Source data
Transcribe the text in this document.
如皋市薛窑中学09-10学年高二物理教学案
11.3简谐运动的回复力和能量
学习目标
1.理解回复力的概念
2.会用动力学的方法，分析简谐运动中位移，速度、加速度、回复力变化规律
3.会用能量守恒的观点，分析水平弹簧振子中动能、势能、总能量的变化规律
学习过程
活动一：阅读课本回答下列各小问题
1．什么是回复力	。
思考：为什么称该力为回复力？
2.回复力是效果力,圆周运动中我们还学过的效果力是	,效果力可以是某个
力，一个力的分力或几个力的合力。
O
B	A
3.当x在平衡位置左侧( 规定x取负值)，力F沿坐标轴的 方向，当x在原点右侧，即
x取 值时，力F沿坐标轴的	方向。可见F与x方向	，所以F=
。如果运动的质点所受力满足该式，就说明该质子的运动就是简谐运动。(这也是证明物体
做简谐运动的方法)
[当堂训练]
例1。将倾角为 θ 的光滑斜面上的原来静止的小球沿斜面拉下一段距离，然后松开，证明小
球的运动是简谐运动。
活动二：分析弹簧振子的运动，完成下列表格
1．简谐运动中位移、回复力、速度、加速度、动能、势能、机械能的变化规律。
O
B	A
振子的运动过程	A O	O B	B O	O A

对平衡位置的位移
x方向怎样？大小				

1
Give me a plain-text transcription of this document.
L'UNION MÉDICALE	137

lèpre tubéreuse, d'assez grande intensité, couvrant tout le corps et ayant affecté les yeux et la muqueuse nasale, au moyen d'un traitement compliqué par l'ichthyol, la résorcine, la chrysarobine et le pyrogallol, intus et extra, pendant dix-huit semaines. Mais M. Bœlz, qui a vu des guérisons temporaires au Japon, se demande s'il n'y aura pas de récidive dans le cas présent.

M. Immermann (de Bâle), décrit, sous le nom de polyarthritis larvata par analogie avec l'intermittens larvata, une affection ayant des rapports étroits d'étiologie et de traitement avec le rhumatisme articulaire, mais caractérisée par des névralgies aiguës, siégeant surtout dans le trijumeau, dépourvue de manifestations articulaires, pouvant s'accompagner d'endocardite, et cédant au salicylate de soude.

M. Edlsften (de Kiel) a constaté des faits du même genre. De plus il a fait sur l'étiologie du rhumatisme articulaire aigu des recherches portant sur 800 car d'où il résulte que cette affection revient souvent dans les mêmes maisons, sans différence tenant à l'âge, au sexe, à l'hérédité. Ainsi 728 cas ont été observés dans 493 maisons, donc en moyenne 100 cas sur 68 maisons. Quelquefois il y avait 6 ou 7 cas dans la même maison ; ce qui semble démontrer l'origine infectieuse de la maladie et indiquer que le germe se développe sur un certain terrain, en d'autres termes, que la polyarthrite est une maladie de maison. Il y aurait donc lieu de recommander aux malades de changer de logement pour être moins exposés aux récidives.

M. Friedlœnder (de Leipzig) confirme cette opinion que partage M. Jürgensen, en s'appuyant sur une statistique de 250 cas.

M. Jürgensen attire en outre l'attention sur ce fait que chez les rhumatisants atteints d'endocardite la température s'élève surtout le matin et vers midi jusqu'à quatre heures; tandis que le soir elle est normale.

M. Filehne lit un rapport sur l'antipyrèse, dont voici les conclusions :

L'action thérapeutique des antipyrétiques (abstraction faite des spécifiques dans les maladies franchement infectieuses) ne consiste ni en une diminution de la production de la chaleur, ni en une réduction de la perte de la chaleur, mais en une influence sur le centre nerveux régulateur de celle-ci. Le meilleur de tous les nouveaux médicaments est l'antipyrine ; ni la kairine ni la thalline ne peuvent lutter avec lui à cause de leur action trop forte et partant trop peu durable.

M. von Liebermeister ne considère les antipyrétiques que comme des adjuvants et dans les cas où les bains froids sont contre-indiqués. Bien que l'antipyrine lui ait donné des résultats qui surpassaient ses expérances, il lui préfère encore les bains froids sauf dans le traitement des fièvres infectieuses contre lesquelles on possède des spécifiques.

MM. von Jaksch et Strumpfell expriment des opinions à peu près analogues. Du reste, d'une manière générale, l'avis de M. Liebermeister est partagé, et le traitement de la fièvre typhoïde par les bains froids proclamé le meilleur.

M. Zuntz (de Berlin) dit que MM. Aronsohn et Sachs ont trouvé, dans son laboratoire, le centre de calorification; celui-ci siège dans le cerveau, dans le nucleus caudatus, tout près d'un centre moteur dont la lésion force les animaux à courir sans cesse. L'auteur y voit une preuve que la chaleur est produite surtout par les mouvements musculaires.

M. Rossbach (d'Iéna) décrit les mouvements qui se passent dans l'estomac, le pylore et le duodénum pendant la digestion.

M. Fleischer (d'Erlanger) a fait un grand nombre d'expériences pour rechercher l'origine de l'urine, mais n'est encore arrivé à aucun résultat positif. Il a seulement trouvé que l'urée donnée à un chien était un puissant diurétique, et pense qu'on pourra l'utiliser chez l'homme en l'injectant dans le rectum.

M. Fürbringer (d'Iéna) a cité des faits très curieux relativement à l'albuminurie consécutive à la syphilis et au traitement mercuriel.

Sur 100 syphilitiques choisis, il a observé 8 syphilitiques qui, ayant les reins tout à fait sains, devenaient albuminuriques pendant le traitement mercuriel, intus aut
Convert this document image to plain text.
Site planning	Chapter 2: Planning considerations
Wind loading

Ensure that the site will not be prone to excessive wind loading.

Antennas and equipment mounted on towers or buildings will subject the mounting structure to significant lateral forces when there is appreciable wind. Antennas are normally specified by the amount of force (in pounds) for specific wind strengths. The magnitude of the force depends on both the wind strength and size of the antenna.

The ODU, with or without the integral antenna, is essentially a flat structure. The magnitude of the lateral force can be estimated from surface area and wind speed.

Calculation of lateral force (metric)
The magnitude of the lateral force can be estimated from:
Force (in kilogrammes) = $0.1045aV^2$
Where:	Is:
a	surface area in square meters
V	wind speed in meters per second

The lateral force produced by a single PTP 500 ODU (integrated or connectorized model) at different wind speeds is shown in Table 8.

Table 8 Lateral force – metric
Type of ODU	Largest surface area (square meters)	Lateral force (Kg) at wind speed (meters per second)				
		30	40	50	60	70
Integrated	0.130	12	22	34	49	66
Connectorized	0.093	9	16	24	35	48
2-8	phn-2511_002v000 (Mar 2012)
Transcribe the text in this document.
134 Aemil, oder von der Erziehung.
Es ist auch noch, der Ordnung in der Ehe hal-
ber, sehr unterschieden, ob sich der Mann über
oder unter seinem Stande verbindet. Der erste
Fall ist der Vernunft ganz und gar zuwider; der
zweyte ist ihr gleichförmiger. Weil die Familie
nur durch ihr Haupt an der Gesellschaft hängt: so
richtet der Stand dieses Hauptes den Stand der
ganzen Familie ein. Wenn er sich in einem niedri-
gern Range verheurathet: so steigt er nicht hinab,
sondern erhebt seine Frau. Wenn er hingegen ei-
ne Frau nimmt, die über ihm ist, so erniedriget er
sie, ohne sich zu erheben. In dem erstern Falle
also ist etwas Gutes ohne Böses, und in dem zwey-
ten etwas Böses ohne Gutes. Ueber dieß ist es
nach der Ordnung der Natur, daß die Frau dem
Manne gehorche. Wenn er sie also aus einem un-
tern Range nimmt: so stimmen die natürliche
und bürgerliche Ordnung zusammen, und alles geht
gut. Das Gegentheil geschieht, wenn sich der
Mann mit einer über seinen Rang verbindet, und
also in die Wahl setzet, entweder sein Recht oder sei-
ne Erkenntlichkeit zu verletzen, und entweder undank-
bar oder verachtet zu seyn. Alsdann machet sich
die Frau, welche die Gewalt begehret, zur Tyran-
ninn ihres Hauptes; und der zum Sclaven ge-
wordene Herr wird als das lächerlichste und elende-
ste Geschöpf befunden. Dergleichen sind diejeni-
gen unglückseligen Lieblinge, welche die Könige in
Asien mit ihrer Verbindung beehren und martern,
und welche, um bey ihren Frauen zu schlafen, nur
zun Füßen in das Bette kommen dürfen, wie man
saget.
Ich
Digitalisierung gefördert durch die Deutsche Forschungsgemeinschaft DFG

(Work to complete): Above are the records. Identify each line that contains the word "verbindet".

(Answer for the task):
oder unter seinem Stande verbindet. Der erste
Mann mit einer über seinen Rang verbindet, und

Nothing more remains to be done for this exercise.